— Written task —
Wherever the string "sidebar" appears, copy the whole line.

— Listed records —

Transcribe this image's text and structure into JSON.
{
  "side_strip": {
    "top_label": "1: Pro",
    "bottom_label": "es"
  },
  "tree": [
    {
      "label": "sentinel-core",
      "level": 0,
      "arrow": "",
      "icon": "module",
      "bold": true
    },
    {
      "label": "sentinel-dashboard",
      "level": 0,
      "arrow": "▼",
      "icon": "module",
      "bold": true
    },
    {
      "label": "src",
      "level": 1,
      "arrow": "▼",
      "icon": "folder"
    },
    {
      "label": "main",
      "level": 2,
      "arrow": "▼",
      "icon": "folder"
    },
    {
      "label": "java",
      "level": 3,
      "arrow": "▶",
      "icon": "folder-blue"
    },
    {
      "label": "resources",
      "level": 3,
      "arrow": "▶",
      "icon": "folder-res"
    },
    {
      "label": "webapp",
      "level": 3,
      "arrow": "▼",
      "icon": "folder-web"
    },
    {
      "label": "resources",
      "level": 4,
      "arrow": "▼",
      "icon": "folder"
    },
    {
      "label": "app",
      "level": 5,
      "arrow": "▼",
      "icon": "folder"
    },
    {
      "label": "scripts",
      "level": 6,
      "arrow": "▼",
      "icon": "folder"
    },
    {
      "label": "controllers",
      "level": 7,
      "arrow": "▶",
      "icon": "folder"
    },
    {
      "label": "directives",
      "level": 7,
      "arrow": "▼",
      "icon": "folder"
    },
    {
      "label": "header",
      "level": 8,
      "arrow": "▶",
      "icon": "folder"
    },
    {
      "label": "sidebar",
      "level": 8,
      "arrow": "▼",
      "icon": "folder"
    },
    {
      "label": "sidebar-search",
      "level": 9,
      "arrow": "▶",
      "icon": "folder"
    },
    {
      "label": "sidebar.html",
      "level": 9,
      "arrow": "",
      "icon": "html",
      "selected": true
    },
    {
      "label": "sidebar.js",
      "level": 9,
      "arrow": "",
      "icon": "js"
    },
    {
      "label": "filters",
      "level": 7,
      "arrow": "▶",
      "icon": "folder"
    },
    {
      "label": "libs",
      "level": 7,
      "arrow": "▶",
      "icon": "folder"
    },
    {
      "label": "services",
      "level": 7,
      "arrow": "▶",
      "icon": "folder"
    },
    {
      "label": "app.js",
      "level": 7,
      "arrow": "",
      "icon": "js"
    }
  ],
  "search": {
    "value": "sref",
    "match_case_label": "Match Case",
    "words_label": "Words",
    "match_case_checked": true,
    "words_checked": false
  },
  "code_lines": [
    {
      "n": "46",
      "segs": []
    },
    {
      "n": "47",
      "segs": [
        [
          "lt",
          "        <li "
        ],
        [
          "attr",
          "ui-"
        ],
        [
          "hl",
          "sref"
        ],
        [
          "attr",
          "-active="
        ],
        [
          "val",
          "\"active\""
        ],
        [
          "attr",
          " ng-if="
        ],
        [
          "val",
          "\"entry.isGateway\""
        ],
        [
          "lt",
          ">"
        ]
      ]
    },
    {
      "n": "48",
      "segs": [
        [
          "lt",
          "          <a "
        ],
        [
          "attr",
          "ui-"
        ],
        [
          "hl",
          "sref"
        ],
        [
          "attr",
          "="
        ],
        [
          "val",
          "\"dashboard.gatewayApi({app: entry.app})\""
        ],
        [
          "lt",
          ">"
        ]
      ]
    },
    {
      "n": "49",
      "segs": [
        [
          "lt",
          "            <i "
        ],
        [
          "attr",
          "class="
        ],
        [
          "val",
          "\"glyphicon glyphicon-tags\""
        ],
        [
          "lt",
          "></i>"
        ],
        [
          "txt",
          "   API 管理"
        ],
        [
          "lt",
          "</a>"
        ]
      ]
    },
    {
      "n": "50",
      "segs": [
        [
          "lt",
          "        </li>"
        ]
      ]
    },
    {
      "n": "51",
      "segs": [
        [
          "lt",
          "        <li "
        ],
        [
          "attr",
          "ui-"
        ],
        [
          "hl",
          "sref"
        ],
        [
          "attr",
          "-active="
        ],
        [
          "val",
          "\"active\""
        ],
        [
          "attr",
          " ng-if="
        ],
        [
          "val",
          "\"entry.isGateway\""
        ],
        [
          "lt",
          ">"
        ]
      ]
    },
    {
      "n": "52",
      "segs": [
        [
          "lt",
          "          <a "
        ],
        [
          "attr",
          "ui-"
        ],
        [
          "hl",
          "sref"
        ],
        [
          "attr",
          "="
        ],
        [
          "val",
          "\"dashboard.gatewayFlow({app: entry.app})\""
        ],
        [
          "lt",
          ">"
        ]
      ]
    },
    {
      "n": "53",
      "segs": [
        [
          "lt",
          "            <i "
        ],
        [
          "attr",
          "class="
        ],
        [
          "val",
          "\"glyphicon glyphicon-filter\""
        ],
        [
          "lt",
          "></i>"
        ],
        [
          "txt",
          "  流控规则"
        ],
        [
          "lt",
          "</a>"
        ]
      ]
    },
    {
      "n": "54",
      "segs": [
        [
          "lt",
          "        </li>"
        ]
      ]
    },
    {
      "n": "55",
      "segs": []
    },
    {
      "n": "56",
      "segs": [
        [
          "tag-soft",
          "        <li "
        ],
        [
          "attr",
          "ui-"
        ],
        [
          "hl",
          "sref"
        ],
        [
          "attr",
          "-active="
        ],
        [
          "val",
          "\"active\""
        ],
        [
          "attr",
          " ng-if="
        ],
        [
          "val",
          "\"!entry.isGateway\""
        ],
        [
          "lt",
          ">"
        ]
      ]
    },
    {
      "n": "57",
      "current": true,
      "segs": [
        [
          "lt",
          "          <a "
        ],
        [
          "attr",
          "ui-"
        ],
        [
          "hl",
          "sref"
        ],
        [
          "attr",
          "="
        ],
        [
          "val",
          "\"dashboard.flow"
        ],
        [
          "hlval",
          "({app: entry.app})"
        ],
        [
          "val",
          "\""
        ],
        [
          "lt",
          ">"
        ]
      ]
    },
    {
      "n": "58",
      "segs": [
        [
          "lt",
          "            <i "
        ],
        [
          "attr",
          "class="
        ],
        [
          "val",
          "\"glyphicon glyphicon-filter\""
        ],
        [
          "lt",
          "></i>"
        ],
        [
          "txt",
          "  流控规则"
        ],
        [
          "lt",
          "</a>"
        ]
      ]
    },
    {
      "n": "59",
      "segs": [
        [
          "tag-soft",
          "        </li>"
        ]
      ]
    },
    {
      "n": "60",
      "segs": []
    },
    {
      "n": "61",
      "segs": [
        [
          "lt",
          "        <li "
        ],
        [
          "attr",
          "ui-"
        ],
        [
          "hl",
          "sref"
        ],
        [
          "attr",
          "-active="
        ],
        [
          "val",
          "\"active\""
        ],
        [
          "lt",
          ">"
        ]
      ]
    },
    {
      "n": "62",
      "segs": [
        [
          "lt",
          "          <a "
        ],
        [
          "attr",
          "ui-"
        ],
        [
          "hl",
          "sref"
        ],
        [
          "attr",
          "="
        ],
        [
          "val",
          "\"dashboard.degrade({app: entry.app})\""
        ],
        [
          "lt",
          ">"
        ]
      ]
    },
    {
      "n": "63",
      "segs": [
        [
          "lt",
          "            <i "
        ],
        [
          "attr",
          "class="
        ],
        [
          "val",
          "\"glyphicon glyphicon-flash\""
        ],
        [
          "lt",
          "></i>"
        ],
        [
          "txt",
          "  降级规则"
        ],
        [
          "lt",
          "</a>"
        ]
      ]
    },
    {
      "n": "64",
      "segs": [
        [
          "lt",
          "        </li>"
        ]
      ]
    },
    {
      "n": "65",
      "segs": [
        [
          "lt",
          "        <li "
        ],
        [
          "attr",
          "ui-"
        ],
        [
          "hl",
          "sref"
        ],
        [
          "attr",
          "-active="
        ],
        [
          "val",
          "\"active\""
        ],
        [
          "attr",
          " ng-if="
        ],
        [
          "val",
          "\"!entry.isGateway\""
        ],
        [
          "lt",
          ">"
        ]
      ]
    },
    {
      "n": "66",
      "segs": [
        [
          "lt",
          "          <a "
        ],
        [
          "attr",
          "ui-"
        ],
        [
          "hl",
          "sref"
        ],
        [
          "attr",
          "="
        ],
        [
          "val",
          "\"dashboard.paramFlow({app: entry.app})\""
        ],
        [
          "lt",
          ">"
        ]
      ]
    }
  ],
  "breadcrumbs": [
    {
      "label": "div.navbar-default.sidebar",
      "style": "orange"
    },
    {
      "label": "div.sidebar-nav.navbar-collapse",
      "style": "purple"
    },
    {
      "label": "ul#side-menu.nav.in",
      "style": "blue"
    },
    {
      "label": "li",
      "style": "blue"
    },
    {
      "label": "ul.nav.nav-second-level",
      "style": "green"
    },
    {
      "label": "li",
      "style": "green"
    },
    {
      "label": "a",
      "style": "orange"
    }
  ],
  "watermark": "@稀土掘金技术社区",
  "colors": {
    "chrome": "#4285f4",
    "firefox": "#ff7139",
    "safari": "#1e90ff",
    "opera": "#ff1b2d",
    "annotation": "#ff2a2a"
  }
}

— The result —
      "label": "sidebar",
      "label": "sidebar-search",
      "label": "sidebar.html",
      "label": "sidebar.js",
      "label": "div.navbar-default.sidebar",
      "label": "div.sidebar-nav.navbar-collapse",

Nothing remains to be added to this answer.